The task ::
Pictures appear in the records below; write out everything else exactly.

── Material ──

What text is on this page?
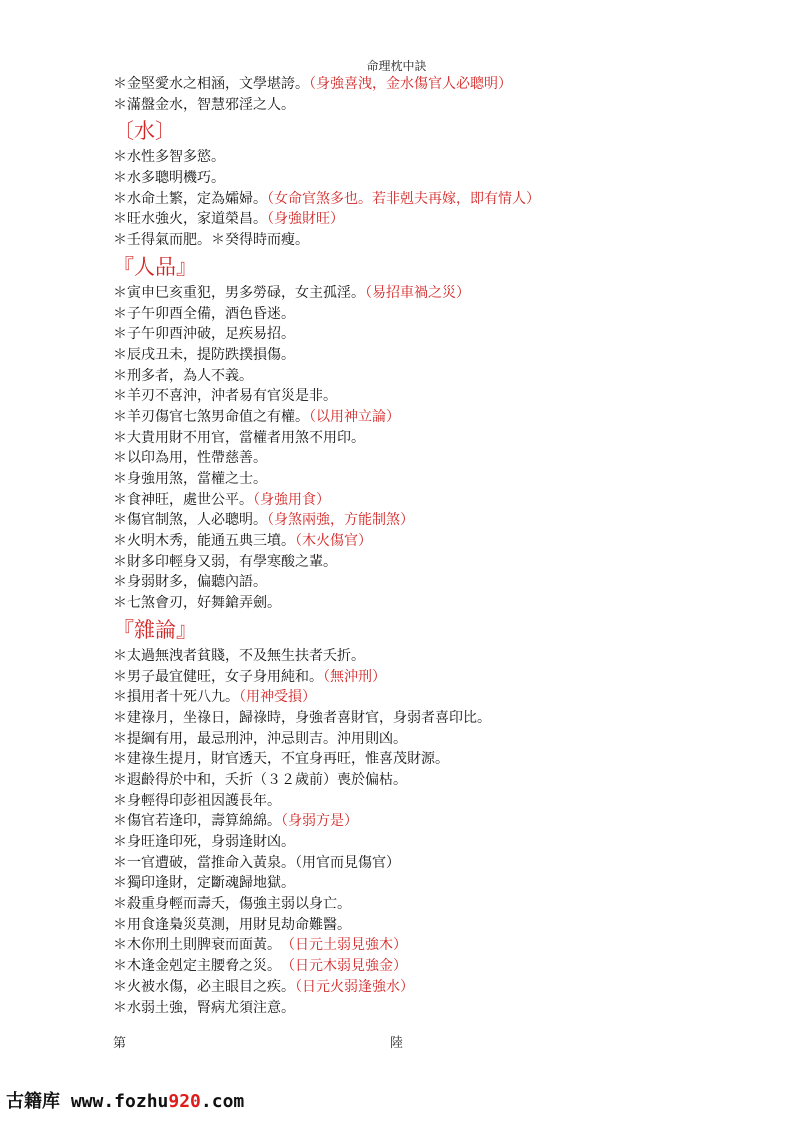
命理枕中訣
＊金堅愛水之相涵，文學堪誇。（身強喜洩，金水傷官人必聰明）
＊滿盤金水，智慧邪淫之人。
〔水〕
＊水性多智多慾。
＊水多聰明機巧。
＊水命土繁，定為孀婦。（女命官煞多也。若非剋夫再嫁，即有情人）
＊旺水強火，家道榮昌。（身強財旺）
＊壬得氣而肥。＊癸得時而瘦。
『人品』
＊寅申巳亥重犯，男多勞碌，女主孤淫。（易招車禍之災）
＊子午卯酉全備，酒色昏迷。
＊子午卯酉沖破，足疾易招。
＊辰戌丑未，提防跌撲損傷。
＊刑多者，為人不義。
＊羊刃不喜沖，沖者易有官災是非。
＊羊刃傷官七煞男命值之有權。（以用神立論）
＊大貴用財不用官，當權者用煞不用印。
＊以印為用，性帶慈善。
＊身強用煞，當權之士。
＊食神旺，處世公平。（身強用食）
＊傷官制煞，人必聰明。（身煞兩強，方能制煞）
＊火明木秀，能通五典三墳。（木火傷官）
＊財多印輕身又弱，有學寒酸之輩。
＊身弱財多，偏聽內語。
＊七煞會刃，好舞鎗弄劍。
『雜論』
＊太過無洩者貧賤，不及無生扶者夭折。
＊男子最宜健旺，女子身用純和。（無沖刑）
＊損用者十死八九。（用神受損）
＊建祿月，坐祿日，歸祿時，身強者喜財官，身弱者喜印比。
＊提綱有用，最忌刑沖，沖忌則吉。沖用則凶。
＊建祿生提月，財官透天，不宜身再旺，惟喜茂財源。
＊遐齡得於中和，夭折（３２歲前）喪於偏枯。
＊身輕得印彭祖因護長年。
＊傷官若逢印，壽算綿綿。（身弱方是）
＊身旺逢印死，身弱逢財凶。
＊一官遭破，當推命入黃泉。（用官而見傷官）
＊獨印逢財，定斷魂歸地獄。
＊殺重身輕而壽夭，傷強主弱以身亡。
＊用食逢梟災莫測，用財見劫命難醫。
＊木你刑土則脾衰而面黃。　（日元土弱見強木）
＊木逢金剋定主腰脅之災。　（日元木弱見強金）
＊火被水傷，必主眼目之疾。（日元火弱逢強水）
＊水弱土強，腎病尤須注意。
第	陸
古籍库 www.fozhu920.com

───

Worked solution ::
What text is on this page?
命理枕中訣
＊金堅愛水之相涵，文學堪誇。（身強喜洩，金水傷官人必聰明）
＊滿盤金水，智慧邪淫之人。
〔水〕
＊水性多智多慾。
＊水多聰明機巧。
＊水命土繁，定為孀婦。（女命官煞多也。若非剋夫再嫁，即有情人）
＊旺水強火，家道榮昌。（身強財旺）
＊壬得氣而肥。＊癸得時而瘦。
『人品』
＊寅申巳亥重犯，男多勞碌，女主孤淫。（易招車禍之災）
＊子午卯酉全備，酒色昏迷。
＊子午卯酉沖破，足疾易招。
＊辰戌丑未，提防跌撲損傷。
＊刑多者，為人不義。
＊羊刃不喜沖，沖者易有官災是非。
＊羊刃傷官七煞男命值之有權。（以用神立論）
＊大貴用財不用官，當權者用煞不用印。
＊以印為用，性帶慈善。
＊身強用煞，當權之士。
＊食神旺，處世公平。（身強用食）
＊傷官制煞，人必聰明。（身煞兩強，方能制煞）
＊火明木秀，能通五典三墳。（木火傷官）
＊財多印輕身又弱，有學寒酸之輩。
＊身弱財多，偏聽內語。
＊七煞會刃，好舞鎗弄劍。
『雜論』
＊太過無洩者貧賤，不及無生扶者夭折。
＊男子最宜健旺，女子身用純和。（無沖刑）
＊損用者十死八九。（用神受損）
＊建祿月，坐祿日，歸祿時，身強者喜財官，身弱者喜印比。
＊提綱有用，最忌刑沖，沖忌則吉。沖用則凶。
＊建祿生提月，財官透天，不宜身再旺，惟喜茂財源。
＊遐齡得於中和，夭折（３２歲前）喪於偏枯。
＊身輕得印彭祖因護長年。
＊傷官若逢印，壽算綿綿。（身弱方是）
＊身旺逢印死，身弱逢財凶。
＊一官遭破，當推命入黃泉。（用官而見傷官）
＊獨印逢財，定斷魂歸地獄。
＊殺重身輕而壽夭，傷強主弱以身亡。
＊用食逢梟災莫測，用財見劫命難醫。
＊木你刑土則脾衰而面黃。　（日元土弱見強木）
＊木逢金剋定主腰脅之災。　（日元木弱見強金）
＊火被水傷，必主眼目之疾。（日元火弱逢強水）
＊水弱土強，腎病尤須注意。
第	陸
古籍库 www.fozhu920.com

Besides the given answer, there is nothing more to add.